### Given request
Extract all lines in the data that contain the word "lock".

### The input
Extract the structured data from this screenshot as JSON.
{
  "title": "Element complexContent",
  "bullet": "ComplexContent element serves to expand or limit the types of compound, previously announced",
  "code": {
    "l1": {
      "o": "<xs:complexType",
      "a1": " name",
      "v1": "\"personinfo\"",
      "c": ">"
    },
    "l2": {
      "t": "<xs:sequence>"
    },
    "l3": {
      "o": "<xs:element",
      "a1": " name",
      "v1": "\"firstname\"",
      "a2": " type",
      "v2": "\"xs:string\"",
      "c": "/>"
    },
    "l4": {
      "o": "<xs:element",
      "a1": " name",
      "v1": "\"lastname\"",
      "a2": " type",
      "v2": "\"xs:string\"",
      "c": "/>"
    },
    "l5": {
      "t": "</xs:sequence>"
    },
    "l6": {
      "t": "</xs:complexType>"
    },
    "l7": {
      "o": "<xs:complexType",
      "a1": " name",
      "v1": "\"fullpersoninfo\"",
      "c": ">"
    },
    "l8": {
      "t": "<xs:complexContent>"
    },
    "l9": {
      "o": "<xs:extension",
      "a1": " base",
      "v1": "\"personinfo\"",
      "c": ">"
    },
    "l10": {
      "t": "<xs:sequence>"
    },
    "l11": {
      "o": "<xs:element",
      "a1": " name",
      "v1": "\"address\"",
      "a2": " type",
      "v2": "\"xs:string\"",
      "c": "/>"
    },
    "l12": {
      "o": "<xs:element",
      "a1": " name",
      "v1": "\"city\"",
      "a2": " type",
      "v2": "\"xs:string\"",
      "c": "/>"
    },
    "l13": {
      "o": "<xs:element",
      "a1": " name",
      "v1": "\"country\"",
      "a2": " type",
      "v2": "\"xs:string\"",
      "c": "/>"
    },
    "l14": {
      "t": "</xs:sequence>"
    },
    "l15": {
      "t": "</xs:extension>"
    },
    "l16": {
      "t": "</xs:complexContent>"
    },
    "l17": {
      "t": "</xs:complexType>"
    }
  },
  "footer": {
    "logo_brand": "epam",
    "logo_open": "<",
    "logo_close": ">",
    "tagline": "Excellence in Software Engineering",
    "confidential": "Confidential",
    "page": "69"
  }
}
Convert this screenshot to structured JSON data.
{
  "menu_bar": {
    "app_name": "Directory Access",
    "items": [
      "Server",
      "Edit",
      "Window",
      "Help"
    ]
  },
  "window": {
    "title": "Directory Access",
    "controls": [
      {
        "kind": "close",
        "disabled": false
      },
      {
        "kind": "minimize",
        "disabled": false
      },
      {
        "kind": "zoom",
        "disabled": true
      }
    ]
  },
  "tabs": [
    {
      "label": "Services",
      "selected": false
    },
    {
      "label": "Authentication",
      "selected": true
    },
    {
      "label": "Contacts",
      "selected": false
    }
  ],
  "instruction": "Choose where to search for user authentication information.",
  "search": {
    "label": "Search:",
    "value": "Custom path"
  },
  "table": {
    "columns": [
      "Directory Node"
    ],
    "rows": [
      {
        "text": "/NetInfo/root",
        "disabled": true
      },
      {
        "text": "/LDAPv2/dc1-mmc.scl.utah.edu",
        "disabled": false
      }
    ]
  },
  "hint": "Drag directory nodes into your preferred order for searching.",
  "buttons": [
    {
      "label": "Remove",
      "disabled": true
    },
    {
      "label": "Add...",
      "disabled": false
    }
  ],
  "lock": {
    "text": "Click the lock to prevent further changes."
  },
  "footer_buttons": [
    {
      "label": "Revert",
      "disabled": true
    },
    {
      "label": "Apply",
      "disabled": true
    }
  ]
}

### In response
  "lock": {
    "text": "Click the lock to prevent further changes."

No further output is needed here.